§ **Problem details**
Take down each entry exactly as written.

§ **Entries shown**

★ ★ ★ ★ ★ ★ ★

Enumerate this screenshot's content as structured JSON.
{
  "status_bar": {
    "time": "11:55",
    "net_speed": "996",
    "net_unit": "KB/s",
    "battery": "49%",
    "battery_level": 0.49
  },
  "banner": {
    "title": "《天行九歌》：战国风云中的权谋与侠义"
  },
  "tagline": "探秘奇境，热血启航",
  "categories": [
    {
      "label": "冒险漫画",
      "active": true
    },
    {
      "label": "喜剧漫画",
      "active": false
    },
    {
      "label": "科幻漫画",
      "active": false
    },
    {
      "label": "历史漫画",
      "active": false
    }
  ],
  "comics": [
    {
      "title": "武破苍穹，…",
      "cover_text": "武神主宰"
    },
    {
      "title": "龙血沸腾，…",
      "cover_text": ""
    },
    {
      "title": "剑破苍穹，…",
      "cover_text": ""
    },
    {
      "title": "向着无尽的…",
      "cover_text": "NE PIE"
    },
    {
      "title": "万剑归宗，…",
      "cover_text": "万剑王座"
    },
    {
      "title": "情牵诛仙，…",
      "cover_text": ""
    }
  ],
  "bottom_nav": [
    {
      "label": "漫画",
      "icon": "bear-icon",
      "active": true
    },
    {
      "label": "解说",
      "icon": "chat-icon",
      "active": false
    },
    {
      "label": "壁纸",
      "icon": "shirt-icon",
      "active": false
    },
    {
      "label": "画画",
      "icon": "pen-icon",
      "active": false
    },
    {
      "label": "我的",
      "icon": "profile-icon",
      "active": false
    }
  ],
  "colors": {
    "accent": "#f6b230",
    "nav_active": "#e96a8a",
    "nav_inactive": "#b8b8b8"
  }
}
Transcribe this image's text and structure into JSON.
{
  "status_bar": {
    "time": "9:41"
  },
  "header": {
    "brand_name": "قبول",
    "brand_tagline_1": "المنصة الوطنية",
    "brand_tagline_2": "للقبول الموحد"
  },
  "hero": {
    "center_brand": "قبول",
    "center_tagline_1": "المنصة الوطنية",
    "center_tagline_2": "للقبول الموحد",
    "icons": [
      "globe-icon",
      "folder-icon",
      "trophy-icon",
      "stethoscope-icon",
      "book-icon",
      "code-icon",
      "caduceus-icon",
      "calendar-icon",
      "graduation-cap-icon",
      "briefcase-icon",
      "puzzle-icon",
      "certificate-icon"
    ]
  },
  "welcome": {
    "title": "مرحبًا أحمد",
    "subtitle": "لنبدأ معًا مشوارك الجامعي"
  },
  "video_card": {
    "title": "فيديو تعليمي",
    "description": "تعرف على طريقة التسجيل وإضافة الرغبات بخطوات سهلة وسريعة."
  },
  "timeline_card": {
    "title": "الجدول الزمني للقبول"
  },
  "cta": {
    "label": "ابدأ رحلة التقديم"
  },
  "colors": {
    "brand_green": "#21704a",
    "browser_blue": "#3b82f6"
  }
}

★ ★ ★ ★ ★ ★ ★

§ **Answer to this task**
Enumerate this screenshot's content as structured JSON.
{
  "status_bar": {
    "time": "11:55",
    "net_speed": "996",
    "net_unit": "KB/s",
    "battery": "49%",
    "battery_level": 0.49
  },
  "banner": {
    "title": "《天行九歌》：战国风云中的权谋与侠义"
  },
  "tagline": "探秘奇境，热血启航",
  "categories": [
    {
      "label": "冒险漫画",
      "active": true
    },
    {
      "label": "喜剧漫画",
      "active": false
    },
    {
      "label": "科幻漫画",
      "active": false
    },
    {
      "label": "历史漫画",
      "active": false
    }
  ],
  "comics": [
    {
      "title": "武破苍穹，…",
      "cover_text": "武神主宰"
    },
    {
      "title": "龙血沸腾，…",
      "cover_text": ""
    },
    {
      "title": "剑破苍穹，…",
      "cover_text": ""
    },
    {
      "title": "向着无尽的…",
      "cover_text": "NE PIE"
    },
    {
      "title": "万剑归宗，…",
      "cover_text": "万剑王座"
    },
    {
      "title": "情牵诛仙，…",
      "cover_text": ""
    }
  ],
  "bottom_nav": [
    {
      "label": "漫画",
      "icon": "bear-icon",
      "active": true
    },
    {
      "label": "解说",
      "icon": "chat-icon",
      "active": false
    },
    {
      "label": "壁纸",
      "icon": "shirt-icon",
      "active": false
    },
    {
      "label": "画画",
      "icon": "pen-icon",
      "active": false
    },
    {
      "label": "我的",
      "icon": "profile-icon",
      "active": false
    }
  ],
  "colors": {
    "accent": "#f6b230",
    "nav_active": "#e96a8a",
    "nav_inactive": "#b8b8b8"
  }
}
Transcribe this image's text and structure into JSON.
{
  "status_bar": {
    "time": "9:41"
  },
  "header": {
    "brand_name": "قبول",
    "brand_tagline_1": "المنصة الوطنية",
    "brand_tagline_2": "للقبول الموحد"
  },
  "hero": {
    "center_brand": "قبول",
    "center_tagline_1": "المنصة الوطنية",
    "center_tagline_2": "للقبول الموحد",
    "icons": [
      "globe-icon",
      "folder-icon",
      "trophy-icon",
      "stethoscope-icon",
      "book-icon",
      "code-icon",
      "caduceus-icon",
      "calendar-icon",
      "graduation-cap-icon",
      "briefcase-icon",
      "puzzle-icon",
      "certificate-icon"
    ]
  },
  "welcome": {
    "title": "مرحبًا أحمد",
    "subtitle": "لنبدأ معًا مشوارك الجامعي"
  },
  "video_card": {
    "title": "فيديو تعليمي",
    "description": "تعرف على طريقة التسجيل وإضافة الرغبات بخطوات سهلة وسريعة."
  },
  "timeline_card": {
    "title": "الجدول الزمني للقبول"
  },
  "cta": {
    "label": "ابدأ رحلة التقديم"
  },
  "colors": {
    "brand_green": "#21704a",
    "browser_blue": "#3b82f6"
  }
}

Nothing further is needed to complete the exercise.